• _Objective_
Copy each line below in which the word "subtitle" occurs.

• _Records shown_

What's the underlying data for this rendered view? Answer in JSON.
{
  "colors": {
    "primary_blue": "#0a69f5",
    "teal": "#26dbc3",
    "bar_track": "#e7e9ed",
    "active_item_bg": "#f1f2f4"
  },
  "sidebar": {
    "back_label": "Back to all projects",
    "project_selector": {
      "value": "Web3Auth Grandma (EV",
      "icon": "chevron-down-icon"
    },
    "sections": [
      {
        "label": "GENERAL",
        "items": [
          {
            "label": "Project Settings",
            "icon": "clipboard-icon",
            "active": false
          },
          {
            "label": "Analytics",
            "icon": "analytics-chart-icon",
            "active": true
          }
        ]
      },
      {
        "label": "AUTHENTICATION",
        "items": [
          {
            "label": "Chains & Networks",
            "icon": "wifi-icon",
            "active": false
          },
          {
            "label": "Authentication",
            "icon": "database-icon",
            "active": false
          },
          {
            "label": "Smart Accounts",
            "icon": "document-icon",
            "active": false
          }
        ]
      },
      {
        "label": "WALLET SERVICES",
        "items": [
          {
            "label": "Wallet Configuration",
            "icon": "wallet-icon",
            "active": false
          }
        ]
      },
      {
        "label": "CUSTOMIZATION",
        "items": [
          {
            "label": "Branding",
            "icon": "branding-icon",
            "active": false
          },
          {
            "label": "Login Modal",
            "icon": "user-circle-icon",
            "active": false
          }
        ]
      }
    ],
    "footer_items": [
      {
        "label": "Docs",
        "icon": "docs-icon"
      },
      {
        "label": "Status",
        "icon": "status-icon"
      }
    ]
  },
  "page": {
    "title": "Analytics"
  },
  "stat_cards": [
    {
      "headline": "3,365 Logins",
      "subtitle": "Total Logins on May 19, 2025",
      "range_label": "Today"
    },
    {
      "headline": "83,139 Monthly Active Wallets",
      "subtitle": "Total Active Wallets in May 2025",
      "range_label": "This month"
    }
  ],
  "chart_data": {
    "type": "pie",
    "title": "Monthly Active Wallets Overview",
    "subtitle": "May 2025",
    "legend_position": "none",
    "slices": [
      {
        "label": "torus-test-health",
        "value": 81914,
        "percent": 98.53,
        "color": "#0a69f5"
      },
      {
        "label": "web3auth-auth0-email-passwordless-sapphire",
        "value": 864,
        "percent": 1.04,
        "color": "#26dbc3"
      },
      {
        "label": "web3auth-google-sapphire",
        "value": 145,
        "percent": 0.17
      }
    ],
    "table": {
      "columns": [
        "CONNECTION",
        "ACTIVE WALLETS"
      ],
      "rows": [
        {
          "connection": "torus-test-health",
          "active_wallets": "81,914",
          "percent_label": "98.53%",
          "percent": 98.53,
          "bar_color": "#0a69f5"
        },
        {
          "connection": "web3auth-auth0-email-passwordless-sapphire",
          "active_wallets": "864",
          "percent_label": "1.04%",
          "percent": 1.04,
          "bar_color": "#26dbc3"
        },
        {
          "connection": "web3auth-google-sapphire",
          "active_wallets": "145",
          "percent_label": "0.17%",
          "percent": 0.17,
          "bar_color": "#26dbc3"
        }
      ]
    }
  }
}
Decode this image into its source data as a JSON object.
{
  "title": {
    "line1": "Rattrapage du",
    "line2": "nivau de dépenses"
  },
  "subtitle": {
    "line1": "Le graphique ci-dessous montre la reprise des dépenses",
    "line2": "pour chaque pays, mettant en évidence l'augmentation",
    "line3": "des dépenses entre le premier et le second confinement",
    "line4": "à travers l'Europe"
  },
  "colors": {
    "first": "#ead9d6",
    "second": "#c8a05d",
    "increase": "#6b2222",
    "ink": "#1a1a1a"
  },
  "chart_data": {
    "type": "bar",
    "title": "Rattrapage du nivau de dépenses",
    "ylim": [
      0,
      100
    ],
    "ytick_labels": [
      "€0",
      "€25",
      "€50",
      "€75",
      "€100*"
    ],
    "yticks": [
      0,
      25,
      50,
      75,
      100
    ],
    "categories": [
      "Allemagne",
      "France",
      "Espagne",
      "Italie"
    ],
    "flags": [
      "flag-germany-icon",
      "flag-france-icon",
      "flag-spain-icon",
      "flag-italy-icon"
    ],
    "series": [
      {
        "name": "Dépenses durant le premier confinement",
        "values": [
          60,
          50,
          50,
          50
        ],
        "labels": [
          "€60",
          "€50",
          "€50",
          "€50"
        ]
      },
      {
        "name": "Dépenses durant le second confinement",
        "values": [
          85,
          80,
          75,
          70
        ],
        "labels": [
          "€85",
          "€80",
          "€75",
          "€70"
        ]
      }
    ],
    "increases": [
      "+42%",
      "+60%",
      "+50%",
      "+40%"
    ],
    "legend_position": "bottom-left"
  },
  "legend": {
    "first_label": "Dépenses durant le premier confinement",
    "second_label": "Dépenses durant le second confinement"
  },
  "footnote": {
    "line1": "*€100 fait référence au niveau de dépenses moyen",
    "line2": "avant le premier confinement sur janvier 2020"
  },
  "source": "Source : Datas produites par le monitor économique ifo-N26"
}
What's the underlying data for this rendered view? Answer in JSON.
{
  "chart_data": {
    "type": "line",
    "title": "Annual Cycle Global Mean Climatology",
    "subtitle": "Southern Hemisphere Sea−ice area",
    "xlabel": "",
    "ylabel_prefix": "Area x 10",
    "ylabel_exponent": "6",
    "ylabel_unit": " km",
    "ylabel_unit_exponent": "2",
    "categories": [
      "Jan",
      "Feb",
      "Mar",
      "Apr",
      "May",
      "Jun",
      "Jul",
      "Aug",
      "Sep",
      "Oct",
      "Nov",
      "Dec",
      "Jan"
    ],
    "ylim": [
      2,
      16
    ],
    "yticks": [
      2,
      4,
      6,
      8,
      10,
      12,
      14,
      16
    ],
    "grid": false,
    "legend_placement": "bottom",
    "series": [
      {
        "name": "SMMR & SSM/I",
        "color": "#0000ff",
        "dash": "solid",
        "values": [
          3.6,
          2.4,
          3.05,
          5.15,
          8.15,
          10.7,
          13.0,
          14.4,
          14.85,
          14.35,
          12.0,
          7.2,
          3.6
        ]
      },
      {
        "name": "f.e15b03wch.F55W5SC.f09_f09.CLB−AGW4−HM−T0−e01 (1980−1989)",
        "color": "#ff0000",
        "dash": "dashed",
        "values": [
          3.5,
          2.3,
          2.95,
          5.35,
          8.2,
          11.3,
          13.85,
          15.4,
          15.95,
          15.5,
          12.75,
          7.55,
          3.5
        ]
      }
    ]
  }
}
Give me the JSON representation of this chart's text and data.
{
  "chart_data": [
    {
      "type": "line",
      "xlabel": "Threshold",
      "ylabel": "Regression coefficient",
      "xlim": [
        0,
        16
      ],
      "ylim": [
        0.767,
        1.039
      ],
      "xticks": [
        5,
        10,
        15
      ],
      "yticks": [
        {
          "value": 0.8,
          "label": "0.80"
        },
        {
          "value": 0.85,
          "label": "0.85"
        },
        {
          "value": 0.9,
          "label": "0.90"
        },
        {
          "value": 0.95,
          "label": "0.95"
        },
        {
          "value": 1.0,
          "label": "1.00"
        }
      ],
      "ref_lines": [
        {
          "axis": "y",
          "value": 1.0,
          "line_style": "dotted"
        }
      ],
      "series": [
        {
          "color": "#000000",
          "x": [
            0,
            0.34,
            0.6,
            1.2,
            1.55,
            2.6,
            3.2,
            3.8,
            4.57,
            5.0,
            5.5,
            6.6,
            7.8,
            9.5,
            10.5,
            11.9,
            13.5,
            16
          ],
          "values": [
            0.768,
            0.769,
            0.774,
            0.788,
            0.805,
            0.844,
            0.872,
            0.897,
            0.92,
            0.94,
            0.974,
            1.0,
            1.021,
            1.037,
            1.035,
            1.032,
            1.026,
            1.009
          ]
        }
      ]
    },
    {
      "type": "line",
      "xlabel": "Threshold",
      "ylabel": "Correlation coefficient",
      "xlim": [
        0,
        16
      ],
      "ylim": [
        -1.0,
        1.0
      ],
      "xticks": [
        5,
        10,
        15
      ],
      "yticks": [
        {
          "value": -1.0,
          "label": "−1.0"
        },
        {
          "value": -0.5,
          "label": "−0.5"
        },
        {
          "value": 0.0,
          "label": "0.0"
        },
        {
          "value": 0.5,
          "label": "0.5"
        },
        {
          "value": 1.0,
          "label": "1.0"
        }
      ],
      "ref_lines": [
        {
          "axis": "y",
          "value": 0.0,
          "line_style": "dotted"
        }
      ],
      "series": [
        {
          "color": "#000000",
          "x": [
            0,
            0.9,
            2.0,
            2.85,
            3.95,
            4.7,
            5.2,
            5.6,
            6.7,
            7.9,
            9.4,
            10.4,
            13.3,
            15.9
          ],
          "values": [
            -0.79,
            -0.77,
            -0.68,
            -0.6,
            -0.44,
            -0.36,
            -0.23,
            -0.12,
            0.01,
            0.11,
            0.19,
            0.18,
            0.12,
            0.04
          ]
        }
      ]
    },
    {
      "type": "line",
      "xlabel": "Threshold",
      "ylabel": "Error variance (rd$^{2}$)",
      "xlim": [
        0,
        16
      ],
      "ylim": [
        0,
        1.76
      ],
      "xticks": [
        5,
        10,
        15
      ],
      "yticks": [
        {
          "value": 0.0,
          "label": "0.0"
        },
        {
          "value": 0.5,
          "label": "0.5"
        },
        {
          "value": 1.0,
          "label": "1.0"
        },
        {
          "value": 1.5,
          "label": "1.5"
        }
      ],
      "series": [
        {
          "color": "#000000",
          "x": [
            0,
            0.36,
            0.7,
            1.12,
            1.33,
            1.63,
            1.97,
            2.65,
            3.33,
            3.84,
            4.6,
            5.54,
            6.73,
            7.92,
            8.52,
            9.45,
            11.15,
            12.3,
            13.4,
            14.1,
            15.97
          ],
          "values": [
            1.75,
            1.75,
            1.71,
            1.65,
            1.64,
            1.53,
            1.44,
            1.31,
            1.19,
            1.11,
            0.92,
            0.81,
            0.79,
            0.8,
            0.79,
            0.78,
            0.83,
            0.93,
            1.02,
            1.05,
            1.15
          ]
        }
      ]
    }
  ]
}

• _Written solution_
      "subtitle": "Total Logins on May 19, 2025",
      "subtitle": "Total Active Wallets in May 2025",
    "subtitle": "May 2025",
  "subtitle": {
    "subtitle": "Southern Hemisphere Sea−ice area",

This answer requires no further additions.